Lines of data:
══════════
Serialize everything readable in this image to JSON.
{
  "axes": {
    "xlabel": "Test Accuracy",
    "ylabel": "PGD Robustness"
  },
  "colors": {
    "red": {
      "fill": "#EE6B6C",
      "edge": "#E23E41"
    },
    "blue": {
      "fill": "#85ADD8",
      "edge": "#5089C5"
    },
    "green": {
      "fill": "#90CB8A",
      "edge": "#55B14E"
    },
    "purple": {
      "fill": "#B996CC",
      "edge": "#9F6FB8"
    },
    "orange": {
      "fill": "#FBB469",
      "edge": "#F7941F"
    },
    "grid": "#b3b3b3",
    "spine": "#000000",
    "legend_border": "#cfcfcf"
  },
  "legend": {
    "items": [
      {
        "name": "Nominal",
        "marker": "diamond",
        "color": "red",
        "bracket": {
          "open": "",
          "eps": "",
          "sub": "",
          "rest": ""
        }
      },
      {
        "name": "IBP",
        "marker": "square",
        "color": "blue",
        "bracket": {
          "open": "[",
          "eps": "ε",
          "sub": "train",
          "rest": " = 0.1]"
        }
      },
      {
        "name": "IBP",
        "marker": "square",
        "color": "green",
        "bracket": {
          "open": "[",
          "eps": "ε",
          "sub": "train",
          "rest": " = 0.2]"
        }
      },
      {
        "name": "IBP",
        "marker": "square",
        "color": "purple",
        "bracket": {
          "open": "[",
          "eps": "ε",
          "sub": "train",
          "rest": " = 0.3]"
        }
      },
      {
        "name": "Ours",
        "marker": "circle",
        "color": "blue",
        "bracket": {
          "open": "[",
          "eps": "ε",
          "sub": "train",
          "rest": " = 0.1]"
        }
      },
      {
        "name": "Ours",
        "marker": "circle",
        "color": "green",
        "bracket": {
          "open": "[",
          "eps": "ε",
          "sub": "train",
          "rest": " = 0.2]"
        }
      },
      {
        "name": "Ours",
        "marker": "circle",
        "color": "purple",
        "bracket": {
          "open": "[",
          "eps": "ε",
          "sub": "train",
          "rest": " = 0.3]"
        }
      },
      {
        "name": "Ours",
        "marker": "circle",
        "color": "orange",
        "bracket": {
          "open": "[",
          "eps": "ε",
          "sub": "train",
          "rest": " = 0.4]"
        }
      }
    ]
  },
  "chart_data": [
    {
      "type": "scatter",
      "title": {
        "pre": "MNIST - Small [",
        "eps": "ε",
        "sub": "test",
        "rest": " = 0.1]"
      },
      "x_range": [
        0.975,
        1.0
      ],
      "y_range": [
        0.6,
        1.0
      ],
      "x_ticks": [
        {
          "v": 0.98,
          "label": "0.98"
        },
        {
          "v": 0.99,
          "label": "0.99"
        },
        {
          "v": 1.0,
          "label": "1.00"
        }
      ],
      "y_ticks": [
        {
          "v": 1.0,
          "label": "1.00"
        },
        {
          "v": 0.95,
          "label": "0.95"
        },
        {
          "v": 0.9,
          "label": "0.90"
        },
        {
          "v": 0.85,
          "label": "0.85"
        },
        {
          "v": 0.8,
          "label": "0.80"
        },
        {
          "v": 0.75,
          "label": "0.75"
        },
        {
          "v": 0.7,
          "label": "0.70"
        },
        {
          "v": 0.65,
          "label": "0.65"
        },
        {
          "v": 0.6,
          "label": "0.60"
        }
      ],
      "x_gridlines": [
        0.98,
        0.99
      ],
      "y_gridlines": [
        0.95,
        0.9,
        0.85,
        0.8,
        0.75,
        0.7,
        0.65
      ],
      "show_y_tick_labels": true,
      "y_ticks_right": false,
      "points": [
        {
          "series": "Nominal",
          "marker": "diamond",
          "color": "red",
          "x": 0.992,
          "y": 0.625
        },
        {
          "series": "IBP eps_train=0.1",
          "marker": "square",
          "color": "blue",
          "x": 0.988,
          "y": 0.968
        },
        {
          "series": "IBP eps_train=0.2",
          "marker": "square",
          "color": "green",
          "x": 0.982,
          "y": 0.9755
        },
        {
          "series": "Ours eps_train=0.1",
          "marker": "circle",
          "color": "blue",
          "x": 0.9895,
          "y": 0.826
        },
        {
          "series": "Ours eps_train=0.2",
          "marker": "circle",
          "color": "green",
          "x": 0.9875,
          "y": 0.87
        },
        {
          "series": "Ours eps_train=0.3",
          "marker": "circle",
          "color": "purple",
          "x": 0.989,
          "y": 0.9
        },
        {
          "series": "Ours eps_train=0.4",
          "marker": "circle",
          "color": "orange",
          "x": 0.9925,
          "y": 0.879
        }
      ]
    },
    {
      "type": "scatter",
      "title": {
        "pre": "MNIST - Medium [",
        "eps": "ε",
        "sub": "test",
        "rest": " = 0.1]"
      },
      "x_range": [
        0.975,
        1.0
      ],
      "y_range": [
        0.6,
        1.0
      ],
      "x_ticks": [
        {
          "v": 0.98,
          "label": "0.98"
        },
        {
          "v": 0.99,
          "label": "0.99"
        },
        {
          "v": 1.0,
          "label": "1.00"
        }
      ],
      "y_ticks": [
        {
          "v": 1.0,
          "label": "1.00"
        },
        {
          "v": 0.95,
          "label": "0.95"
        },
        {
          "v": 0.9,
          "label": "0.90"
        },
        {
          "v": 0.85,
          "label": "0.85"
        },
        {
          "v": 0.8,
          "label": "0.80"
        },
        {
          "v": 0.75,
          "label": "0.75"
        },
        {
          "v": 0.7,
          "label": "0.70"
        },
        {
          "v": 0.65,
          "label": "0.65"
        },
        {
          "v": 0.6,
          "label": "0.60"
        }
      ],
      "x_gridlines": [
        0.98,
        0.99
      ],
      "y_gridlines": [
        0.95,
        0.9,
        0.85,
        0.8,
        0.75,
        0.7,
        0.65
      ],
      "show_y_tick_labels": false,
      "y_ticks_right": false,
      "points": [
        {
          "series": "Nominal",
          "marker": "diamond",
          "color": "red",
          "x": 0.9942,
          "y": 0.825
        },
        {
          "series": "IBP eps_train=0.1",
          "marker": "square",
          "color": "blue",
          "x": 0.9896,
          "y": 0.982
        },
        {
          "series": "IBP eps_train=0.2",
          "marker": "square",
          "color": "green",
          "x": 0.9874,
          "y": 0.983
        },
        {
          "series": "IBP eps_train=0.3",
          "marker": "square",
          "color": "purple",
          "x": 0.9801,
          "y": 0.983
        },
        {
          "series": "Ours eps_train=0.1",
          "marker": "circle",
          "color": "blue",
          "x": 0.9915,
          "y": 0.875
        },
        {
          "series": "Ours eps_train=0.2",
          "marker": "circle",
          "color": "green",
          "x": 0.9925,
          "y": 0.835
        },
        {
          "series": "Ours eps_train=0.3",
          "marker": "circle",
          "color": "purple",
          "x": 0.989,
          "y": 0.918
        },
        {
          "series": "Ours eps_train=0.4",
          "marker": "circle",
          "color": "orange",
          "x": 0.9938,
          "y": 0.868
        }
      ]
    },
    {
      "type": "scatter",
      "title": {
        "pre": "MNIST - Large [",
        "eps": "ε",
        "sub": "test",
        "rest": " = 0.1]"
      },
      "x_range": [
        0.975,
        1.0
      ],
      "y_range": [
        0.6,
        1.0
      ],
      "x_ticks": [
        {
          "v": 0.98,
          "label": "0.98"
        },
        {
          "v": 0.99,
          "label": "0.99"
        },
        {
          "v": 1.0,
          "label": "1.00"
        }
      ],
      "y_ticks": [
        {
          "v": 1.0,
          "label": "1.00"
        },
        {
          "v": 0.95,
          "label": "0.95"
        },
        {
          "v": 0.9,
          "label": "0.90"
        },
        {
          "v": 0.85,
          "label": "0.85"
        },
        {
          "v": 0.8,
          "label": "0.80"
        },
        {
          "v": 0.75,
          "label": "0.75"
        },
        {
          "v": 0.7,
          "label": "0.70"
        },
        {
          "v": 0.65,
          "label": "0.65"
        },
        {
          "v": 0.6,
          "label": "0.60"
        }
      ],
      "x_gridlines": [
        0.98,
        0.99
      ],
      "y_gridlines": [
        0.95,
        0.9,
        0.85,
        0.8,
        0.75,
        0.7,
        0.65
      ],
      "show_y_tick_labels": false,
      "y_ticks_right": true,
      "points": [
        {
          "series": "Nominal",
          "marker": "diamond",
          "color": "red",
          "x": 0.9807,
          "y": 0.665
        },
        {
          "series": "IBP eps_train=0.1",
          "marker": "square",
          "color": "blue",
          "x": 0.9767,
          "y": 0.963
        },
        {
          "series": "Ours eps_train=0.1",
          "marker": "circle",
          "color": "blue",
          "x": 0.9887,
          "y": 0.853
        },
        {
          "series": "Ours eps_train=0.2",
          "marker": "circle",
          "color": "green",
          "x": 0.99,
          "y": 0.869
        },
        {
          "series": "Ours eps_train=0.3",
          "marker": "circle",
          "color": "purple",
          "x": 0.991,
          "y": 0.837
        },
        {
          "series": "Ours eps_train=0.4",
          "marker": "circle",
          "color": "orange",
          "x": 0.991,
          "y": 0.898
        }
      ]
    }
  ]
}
══════════
* **STATED PROBLEM**
Using the listing above, gather each line that holds the string "MNIST" and copy it.

* **COMPLETE RESPONSE**
        "pre": "MNIST - Small [",
        "pre": "MNIST - Medium [",
        "pre": "MNIST - Large [",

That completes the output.